Written request –
Present every line in which the string "structured" appears.

(Data listing)
────────────────────────────────────────
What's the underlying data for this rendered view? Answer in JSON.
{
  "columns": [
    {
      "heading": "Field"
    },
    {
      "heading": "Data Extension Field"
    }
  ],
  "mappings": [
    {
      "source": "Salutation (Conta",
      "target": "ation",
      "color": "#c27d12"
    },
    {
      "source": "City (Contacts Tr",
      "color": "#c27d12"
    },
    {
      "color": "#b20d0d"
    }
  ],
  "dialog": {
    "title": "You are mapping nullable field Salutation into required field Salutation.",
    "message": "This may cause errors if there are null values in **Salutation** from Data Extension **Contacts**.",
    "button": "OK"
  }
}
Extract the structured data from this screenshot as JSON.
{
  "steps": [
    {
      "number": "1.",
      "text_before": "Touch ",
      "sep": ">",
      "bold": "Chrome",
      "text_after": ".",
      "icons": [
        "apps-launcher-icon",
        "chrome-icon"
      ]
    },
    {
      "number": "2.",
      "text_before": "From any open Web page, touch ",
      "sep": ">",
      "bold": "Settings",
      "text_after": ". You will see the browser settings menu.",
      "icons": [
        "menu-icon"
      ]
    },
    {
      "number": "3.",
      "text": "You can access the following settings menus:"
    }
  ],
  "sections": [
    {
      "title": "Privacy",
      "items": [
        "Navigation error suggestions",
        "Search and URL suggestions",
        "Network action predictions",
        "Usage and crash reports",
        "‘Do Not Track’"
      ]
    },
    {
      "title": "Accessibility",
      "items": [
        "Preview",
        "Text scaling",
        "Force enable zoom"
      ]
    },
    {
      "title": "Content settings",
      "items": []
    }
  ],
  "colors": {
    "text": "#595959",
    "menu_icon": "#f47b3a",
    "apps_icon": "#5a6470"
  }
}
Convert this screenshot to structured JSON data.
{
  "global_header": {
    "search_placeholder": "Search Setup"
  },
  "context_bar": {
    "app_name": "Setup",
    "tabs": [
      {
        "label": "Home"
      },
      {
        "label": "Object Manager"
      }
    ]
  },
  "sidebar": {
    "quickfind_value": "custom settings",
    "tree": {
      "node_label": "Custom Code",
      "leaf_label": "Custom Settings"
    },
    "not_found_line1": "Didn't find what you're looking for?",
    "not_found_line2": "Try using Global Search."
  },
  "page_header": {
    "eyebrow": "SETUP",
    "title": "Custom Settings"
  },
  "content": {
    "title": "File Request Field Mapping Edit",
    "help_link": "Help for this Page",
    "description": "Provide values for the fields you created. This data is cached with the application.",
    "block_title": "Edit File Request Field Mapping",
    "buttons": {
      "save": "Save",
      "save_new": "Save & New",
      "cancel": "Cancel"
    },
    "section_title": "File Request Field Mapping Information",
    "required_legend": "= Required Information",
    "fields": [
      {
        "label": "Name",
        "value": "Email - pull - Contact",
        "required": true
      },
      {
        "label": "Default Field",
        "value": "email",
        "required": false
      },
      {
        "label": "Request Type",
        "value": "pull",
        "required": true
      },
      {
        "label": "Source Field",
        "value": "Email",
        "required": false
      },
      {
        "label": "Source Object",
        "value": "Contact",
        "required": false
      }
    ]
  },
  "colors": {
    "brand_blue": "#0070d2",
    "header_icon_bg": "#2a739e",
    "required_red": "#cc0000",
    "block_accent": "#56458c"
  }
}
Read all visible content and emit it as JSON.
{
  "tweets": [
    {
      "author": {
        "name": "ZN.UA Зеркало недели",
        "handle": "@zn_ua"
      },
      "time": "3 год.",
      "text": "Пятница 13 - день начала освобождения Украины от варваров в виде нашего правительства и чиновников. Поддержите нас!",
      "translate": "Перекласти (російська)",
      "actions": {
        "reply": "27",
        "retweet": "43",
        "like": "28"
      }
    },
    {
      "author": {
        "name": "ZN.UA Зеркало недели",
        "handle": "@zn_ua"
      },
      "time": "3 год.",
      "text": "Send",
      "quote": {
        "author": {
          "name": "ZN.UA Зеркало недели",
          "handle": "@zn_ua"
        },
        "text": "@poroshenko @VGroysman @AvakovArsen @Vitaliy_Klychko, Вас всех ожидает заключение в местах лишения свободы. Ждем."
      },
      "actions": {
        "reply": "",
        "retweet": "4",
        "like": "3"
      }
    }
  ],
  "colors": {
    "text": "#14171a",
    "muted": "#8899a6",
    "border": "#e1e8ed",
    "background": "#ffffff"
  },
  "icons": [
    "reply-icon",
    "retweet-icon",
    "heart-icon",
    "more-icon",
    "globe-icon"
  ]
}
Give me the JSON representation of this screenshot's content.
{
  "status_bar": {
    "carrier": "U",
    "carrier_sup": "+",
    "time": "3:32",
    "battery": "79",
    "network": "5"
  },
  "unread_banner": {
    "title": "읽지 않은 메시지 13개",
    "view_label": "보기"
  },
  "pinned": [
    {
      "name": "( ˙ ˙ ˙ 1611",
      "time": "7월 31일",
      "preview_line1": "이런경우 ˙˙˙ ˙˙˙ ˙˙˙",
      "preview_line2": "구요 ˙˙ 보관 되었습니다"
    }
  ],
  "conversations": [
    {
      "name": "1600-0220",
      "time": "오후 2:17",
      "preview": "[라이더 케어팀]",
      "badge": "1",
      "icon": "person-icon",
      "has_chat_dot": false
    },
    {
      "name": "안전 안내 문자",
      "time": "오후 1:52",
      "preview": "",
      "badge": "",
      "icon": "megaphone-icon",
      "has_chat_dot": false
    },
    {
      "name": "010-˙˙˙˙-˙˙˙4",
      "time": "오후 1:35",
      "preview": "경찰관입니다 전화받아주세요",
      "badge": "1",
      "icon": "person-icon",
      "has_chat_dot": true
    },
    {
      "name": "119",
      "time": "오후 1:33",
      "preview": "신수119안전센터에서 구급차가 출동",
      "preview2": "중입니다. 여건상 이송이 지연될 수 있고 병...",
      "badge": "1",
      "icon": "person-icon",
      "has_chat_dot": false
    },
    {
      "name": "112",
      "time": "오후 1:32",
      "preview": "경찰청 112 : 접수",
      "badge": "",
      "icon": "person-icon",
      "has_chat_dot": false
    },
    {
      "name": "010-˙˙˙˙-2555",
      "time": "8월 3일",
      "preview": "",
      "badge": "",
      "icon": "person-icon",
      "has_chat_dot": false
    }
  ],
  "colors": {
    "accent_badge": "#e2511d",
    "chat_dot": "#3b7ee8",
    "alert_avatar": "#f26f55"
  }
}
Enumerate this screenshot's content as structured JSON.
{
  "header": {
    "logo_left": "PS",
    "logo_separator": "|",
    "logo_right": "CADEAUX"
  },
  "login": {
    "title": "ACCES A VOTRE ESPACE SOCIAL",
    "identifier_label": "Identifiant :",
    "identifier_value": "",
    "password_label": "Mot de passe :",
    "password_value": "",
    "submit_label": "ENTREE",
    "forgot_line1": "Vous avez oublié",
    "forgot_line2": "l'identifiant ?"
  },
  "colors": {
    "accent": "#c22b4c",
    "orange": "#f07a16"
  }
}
────────────────────────────────────────
Result of the task –
Extract the structured data from this screenshot as JSON.
Convert this screenshot to structured JSON data.
Enumerate this screenshot's content as structured JSON.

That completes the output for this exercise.